• [Your goal] For each line of the data below that holds "xlabel", copy the line.

• [Records provided]

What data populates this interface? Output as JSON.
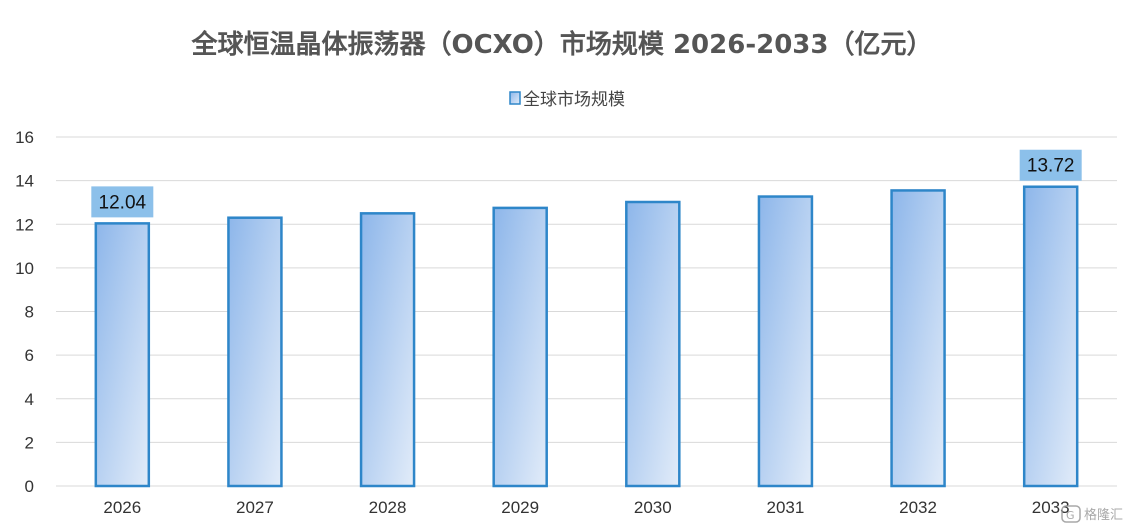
{
  "chart_data": {
    "type": "bar",
    "title": "全球恒温晶体振荡器（OCXO）市场规模 2026-2033（亿元）",
    "xlabel": "",
    "ylabel": "",
    "categories": [
      "2026",
      "2027",
      "2028",
      "2029",
      "2030",
      "2031",
      "2032",
      "2033"
    ],
    "series": [
      {
        "name": "全球市场规模",
        "values": [
          12.04,
          12.3,
          12.5,
          12.75,
          13.02,
          13.27,
          13.55,
          13.72
        ]
      }
    ],
    "data_labels": {
      "2026": "12.04",
      "2033": "13.72"
    },
    "yticks": [
      "0",
      "2",
      "4",
      "6",
      "8",
      "10",
      "12",
      "14",
      "16"
    ],
    "ylim": [
      0,
      16
    ],
    "grid": true,
    "legend_position": "top-center",
    "colors": {
      "bar_fill_start": "#8db6ea",
      "bar_fill_end": "#e2ecf9",
      "bar_border": "#2e86c9",
      "label_bg": "#8cc0ea",
      "grid": "#d9d9d9"
    }
  },
  "watermark": {
    "icon": "glh-logo-icon",
    "text": "格隆汇"
  }
}
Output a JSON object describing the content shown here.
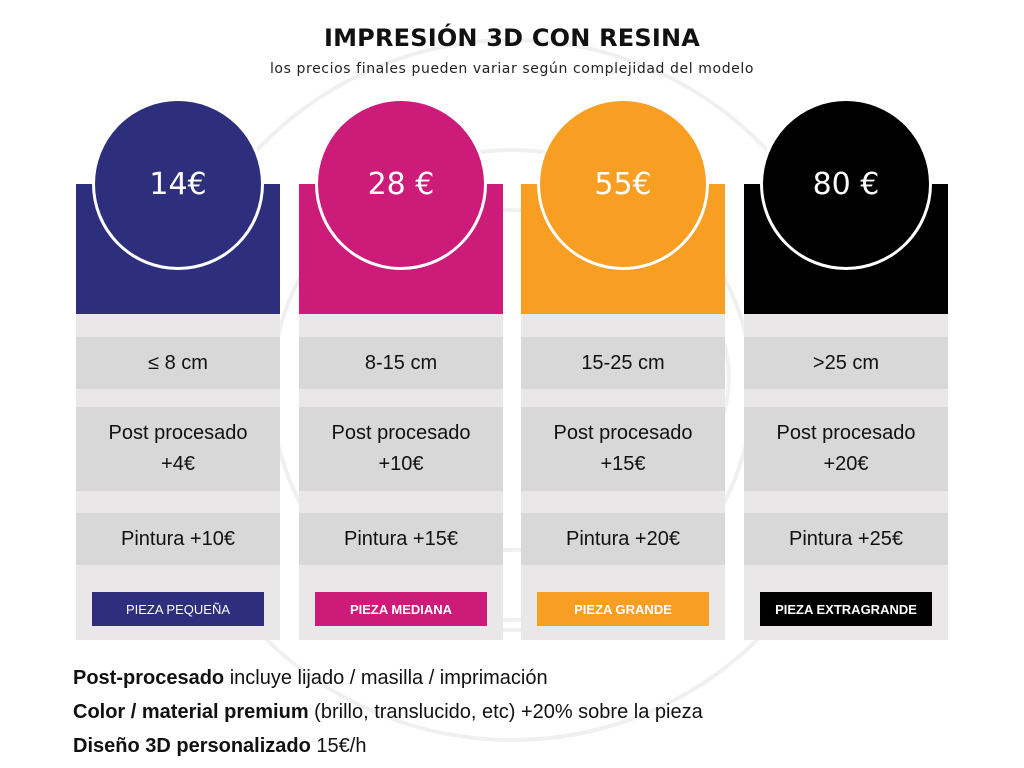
{
  "header": {
    "title": "IMPRESIÓN 3D CON RESINA",
    "subtitle": "los precios finales pueden variar según complejidad del modelo"
  },
  "cards": [
    {
      "price": "14€",
      "size": "≤ 8 cm",
      "post_line1": "Post procesado",
      "post_line2": "+4€",
      "paint": "Pintura +10€",
      "badge": "PIEZA PEQUEÑA",
      "color": "#2e2f7c",
      "badge_bold": false
    },
    {
      "price": "28 €",
      "size": "8-15 cm",
      "post_line1": "Post procesado",
      "post_line2": "+10€",
      "paint": "Pintura +15€",
      "badge": "PIEZA MEDIANA",
      "color": "#cc1b78",
      "badge_bold": true
    },
    {
      "price": "55€",
      "size": "15-25 cm",
      "post_line1": "Post procesado",
      "post_line2": "+15€",
      "paint": "Pintura +20€",
      "badge": "PIEZA GRANDE",
      "color": "#f89e22",
      "badge_bold": true
    },
    {
      "price": "80 €",
      "size": ">25 cm",
      "post_line1": "Post procesado",
      "post_line2": "+20€",
      "paint": "Pintura +25€",
      "badge": "PIEZA EXTRAGRANDE",
      "color": "#000000",
      "badge_bold": true
    }
  ],
  "notes": [
    {
      "bold": "Post-procesado",
      "text": " incluye lijado / masilla / imprimación"
    },
    {
      "bold": "Color / material premium",
      "text": " (brillo, translucido, etc) +20% sobre la pieza"
    },
    {
      "bold": "Diseño 3D personalizado",
      "text": " 15€/h"
    }
  ]
}
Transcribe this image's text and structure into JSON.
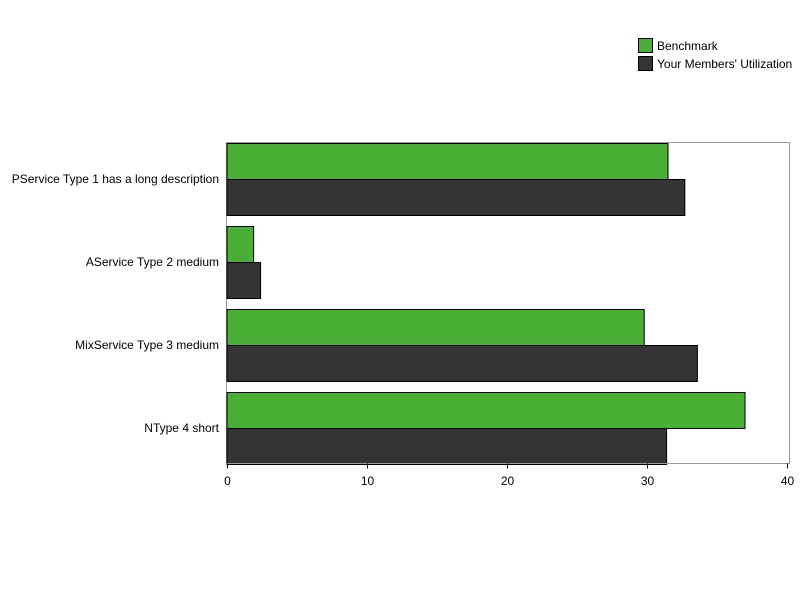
{
  "chart_data": {
    "type": "bar",
    "orientation": "horizontal",
    "categories": [
      "PService Type 1 has a long description",
      "AService Type 2 medium",
      "MixService Type 3 medium",
      "NType 4 short"
    ],
    "series": [
      {
        "name": "Benchmark",
        "color": "#4aaf35",
        "values": [
          31.5,
          1.9,
          29.8,
          37.0
        ]
      },
      {
        "name": "Your Members' Utilization",
        "color": "#333333",
        "values": [
          32.7,
          2.4,
          33.6,
          31.4
        ]
      }
    ],
    "xlim": [
      0,
      40
    ],
    "xticks": [
      0,
      10,
      20,
      30,
      40
    ],
    "title": "",
    "xlabel": "",
    "ylabel": "",
    "grid": false,
    "legend_position": "top-right"
  }
}
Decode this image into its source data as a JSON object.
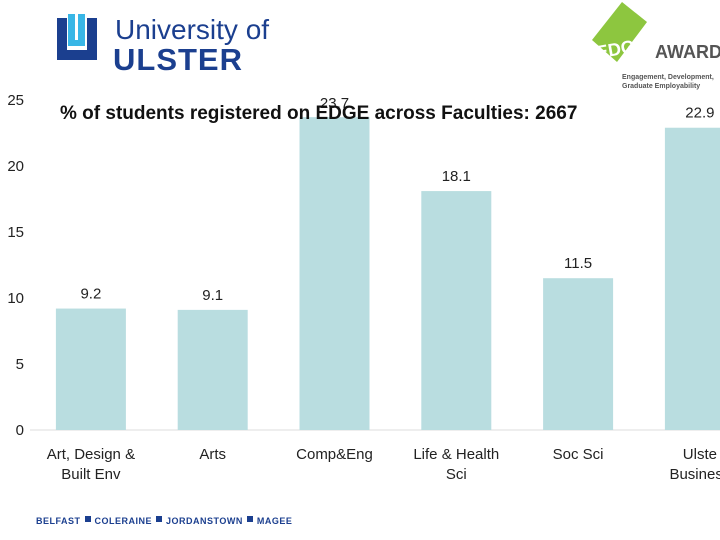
{
  "header": {
    "logo_line1": "University of",
    "logo_line2": "ULSTER",
    "award_logo_word1": "EDGE",
    "award_logo_word2": "AWARD",
    "award_tagline_1": "Engagement, Development,",
    "award_tagline_2": "Graduate Employability"
  },
  "footer": {
    "campuses": [
      "BELFAST",
      "COLERAINE",
      "JORDANSTOWN",
      "MAGEE"
    ]
  },
  "colors": {
    "bar": "#b9dde0",
    "brand_blue": "#1b3f8f",
    "award_green": "#8dc63f"
  },
  "chart_data": {
    "type": "bar",
    "title": "% of students registered on EDGE across Faculties: 2667",
    "categories": [
      [
        "Art, Design &",
        "Built Env"
      ],
      [
        "Arts"
      ],
      [
        "Comp&Eng"
      ],
      [
        "Life & Health",
        "Sci"
      ],
      [
        "Soc Sci"
      ],
      [
        "Ulste",
        "Business"
      ]
    ],
    "values": [
      9.2,
      9.1,
      23.7,
      18.1,
      11.5,
      22.9
    ],
    "data_labels": [
      "9.2",
      "9.1",
      "23.7",
      "18.1",
      "11.5",
      "22.9"
    ],
    "y_ticks": [
      "0",
      "5",
      "10",
      "15",
      "20",
      "25"
    ],
    "ylim": [
      0,
      25
    ],
    "grid": false,
    "legend": "none"
  }
}
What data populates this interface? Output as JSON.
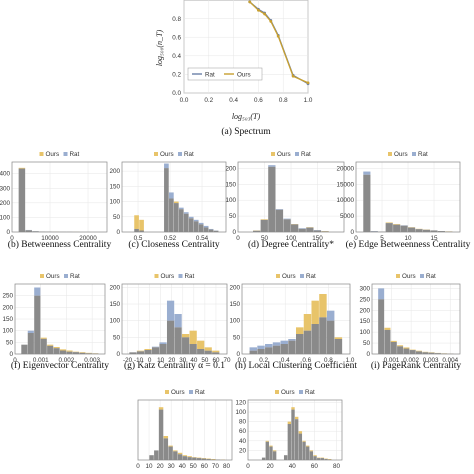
{
  "colors": {
    "ours": "#e8c46a",
    "rat": "#9aaed0",
    "overlap": "#8a8a8a",
    "ours_line": "#c8a030",
    "rat_line": "#6a7fa8"
  },
  "spectrum": {
    "caption": "(a) Spectrum",
    "xlabel": "log₅₀₃(T)",
    "ylabel": "log₅₀₀(n_T)",
    "xticks": [
      "0.0",
      "0.2",
      "0.4",
      "0.6",
      "0.8",
      "1.0"
    ],
    "yticks": [
      "0.8",
      "0.6",
      "0.4",
      "0.2",
      "0.0"
    ],
    "legend": [
      "Rat",
      "Ours"
    ]
  },
  "chart_data": [
    {
      "type": "line",
      "x": [
        0.53,
        0.6,
        0.65,
        0.7,
        0.76,
        0.88,
        1.0
      ],
      "series": [
        {
          "name": "Rat",
          "values": [
            0.98,
            0.9,
            0.86,
            0.78,
            0.62,
            0.19,
            0.1
          ]
        },
        {
          "name": "Ours",
          "values": [
            0.98,
            0.89,
            0.85,
            0.77,
            0.61,
            0.18,
            0.11
          ]
        }
      ],
      "xlabel": "log₅₀₃(T)",
      "ylabel": "log₅₀₀(n_T)",
      "xlim": [
        0,
        1
      ],
      "ylim": [
        0,
        1
      ]
    },
    {
      "type": "bar",
      "caption": "(b) Betweenness Centrality",
      "bins": [
        0,
        2,
        4,
        6,
        8,
        10,
        12,
        14,
        16,
        18,
        20,
        22
      ],
      "xlim": [
        0,
        25000
      ],
      "ylim": [
        0,
        480
      ],
      "xticks": [
        "0",
        "10000",
        "20000"
      ],
      "yticks": [
        "0",
        "100",
        "200",
        "300",
        "400"
      ],
      "series": [
        {
          "name": "Ours",
          "values": [
            440,
            12,
            5,
            3,
            2,
            2,
            1,
            1,
            1,
            0,
            0,
            0
          ]
        },
        {
          "name": "Rat",
          "values": [
            435,
            14,
            6,
            3,
            2,
            1,
            1,
            1,
            0,
            0,
            0,
            0
          ]
        }
      ]
    },
    {
      "type": "bar",
      "caption": "(c) Closeness Centrality",
      "xlim": [
        0.49,
        0.555
      ],
      "ylim": [
        0,
        230
      ],
      "xticks": [
        "0.5",
        "0.52",
        "0.54"
      ],
      "yticks": [
        "0",
        "50",
        "100",
        "150",
        "200"
      ],
      "series": [
        {
          "name": "Ours",
          "values": [
            0,
            55,
            40,
            0,
            0,
            0,
            0,
            210,
            110,
            100,
            75,
            60,
            45,
            35,
            25,
            15,
            8,
            4
          ]
        },
        {
          "name": "Rat",
          "values": [
            0,
            10,
            5,
            0,
            0,
            0,
            0,
            225,
            130,
            95,
            80,
            65,
            50,
            40,
            30,
            20,
            10,
            5
          ]
        }
      ]
    },
    {
      "type": "bar",
      "caption": "(d) Degree Centrality*",
      "xlim": [
        0,
        200
      ],
      "ylim": [
        0,
        220
      ],
      "xticks": [
        "0",
        "50",
        "100",
        "150"
      ],
      "yticks": [
        "0",
        "50",
        "100",
        "150",
        "200"
      ],
      "series": [
        {
          "name": "Ours",
          "values": [
            0,
            5,
            40,
            205,
            70,
            40,
            25,
            10,
            15,
            5,
            3,
            0
          ]
        },
        {
          "name": "Rat",
          "values": [
            0,
            4,
            38,
            210,
            72,
            42,
            24,
            12,
            14,
            6,
            2,
            0
          ]
        }
      ]
    },
    {
      "type": "bar",
      "caption": "(e) Edge Betweenness Centrality",
      "xlim": [
        0,
        20
      ],
      "ylim": [
        0,
        22000
      ],
      "xticks": [
        "0",
        "5",
        "10",
        "15"
      ],
      "yticks": [
        "0",
        "5000",
        "10000",
        "15000",
        "20000"
      ],
      "series": [
        {
          "name": "Ours",
          "values": [
            18000,
            200,
            100,
            3000,
            2500,
            2000,
            1500,
            1000,
            800,
            500,
            300,
            200
          ]
        },
        {
          "name": "Rat",
          "values": [
            19000,
            300,
            100,
            2800,
            2300,
            2100,
            1400,
            900,
            700,
            500,
            300,
            100
          ]
        }
      ]
    },
    {
      "type": "bar",
      "caption": "(f) Eigenvector Centrality",
      "xlim": [
        0,
        0.0035
      ],
      "ylim": [
        0,
        300
      ],
      "xticks": [
        "0",
        "0.001",
        "0.002",
        "0.003"
      ],
      "yticks": [
        "0",
        "50",
        "100",
        "150",
        "200",
        "250"
      ],
      "series": [
        {
          "name": "Ours",
          "values": [
            40,
            90,
            250,
            70,
            40,
            30,
            20,
            15,
            10,
            8,
            5,
            3
          ]
        },
        {
          "name": "Rat",
          "values": [
            40,
            100,
            285,
            65,
            35,
            25,
            15,
            10,
            8,
            5,
            3,
            2
          ]
        }
      ]
    },
    {
      "type": "bar",
      "caption": "(g) Katz Centrality α = 0.1",
      "xlim": [
        -25,
        70
      ],
      "ylim": [
        0,
        210
      ],
      "xticks": [
        "-20",
        "-10",
        "0",
        "10",
        "20",
        "30",
        "40",
        "50",
        "60",
        "70"
      ],
      "yticks": [
        "0",
        "50",
        "100",
        "150",
        "200"
      ],
      "series": [
        {
          "name": "Ours",
          "values": [
            5,
            10,
            15,
            20,
            30,
            100,
            80,
            60,
            70,
            40,
            20,
            10
          ]
        },
        {
          "name": "Rat",
          "values": [
            5,
            8,
            12,
            22,
            35,
            160,
            120,
            50,
            30,
            15,
            10,
            5
          ]
        }
      ]
    },
    {
      "type": "bar",
      "caption": "(h) Local Clustering Coefficient",
      "xlim": [
        0,
        1
      ],
      "ylim": [
        0,
        210
      ],
      "xticks": [
        "0.0",
        "0.2",
        "0.4",
        "0.6",
        "0.8",
        "1.0"
      ],
      "yticks": [
        "0",
        "50",
        "100",
        "150",
        "200"
      ],
      "series": [
        {
          "name": "Ours",
          "values": [
            10,
            15,
            20,
            25,
            30,
            40,
            80,
            120,
            160,
            180,
            100,
            50
          ]
        },
        {
          "name": "Rat",
          "values": [
            20,
            25,
            30,
            35,
            40,
            45,
            60,
            70,
            90,
            110,
            130,
            45
          ]
        }
      ]
    },
    {
      "type": "bar",
      "caption": "(i) PageRank Centrality",
      "xlim": [
        0,
        0.0045
      ],
      "ylim": [
        0,
        320
      ],
      "xticks": [
        "0.001",
        "0.002",
        "0.003",
        "0.004"
      ],
      "yticks": [
        "0",
        "50",
        "100",
        "150",
        "200",
        "250",
        "300"
      ],
      "series": [
        {
          "name": "Ours",
          "values": [
            250,
            120,
            60,
            40,
            30,
            20,
            15,
            10,
            8,
            5,
            3,
            2
          ]
        },
        {
          "name": "Rat",
          "values": [
            300,
            110,
            55,
            35,
            25,
            18,
            12,
            8,
            6,
            4,
            2,
            1
          ]
        }
      ]
    },
    {
      "type": "bar",
      "caption": "",
      "xlim": [
        0,
        85
      ],
      "ylim": [
        0,
        125
      ],
      "xticks": [
        "0",
        "10",
        "20",
        "30",
        "40",
        "50",
        "60",
        "70",
        "80"
      ],
      "yticks": [],
      "series": [
        {
          "name": "Ours",
          "values": [
            0,
            10,
            20,
            110,
            50,
            30,
            20,
            15,
            10,
            8,
            6,
            5,
            4,
            3,
            2,
            1,
            1
          ]
        },
        {
          "name": "Rat",
          "values": [
            0,
            10,
            20,
            105,
            45,
            28,
            18,
            12,
            8,
            6,
            5,
            4,
            3,
            2,
            1,
            1,
            0
          ]
        }
      ]
    },
    {
      "type": "bar",
      "caption": "",
      "xlim": [
        0,
        85
      ],
      "ylim": [
        0,
        125
      ],
      "xticks": [
        "0",
        "20",
        "40",
        "60",
        "80"
      ],
      "yticks": [
        "20",
        "40",
        "60",
        "80",
        "100",
        "120"
      ],
      "series": [
        {
          "name": "Ours",
          "values": [
            0,
            0,
            5,
            40,
            30,
            20,
            0,
            0,
            10,
            80,
            110,
            90,
            60,
            40,
            30,
            20,
            10,
            5,
            5,
            3,
            2,
            0
          ]
        },
        {
          "name": "Rat",
          "values": [
            0,
            0,
            5,
            38,
            28,
            18,
            0,
            0,
            10,
            75,
            105,
            85,
            55,
            38,
            28,
            18,
            8,
            4,
            4,
            2,
            1,
            0
          ]
        }
      ]
    }
  ],
  "legend_labels": [
    "Ours",
    "Rat"
  ]
}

• [Output for this task]
    "xlabel": "",
    "xlabel": "",
    "xlabel": "log₅₀₃(T)",
      "xlabel": "log₅₀₃(T)",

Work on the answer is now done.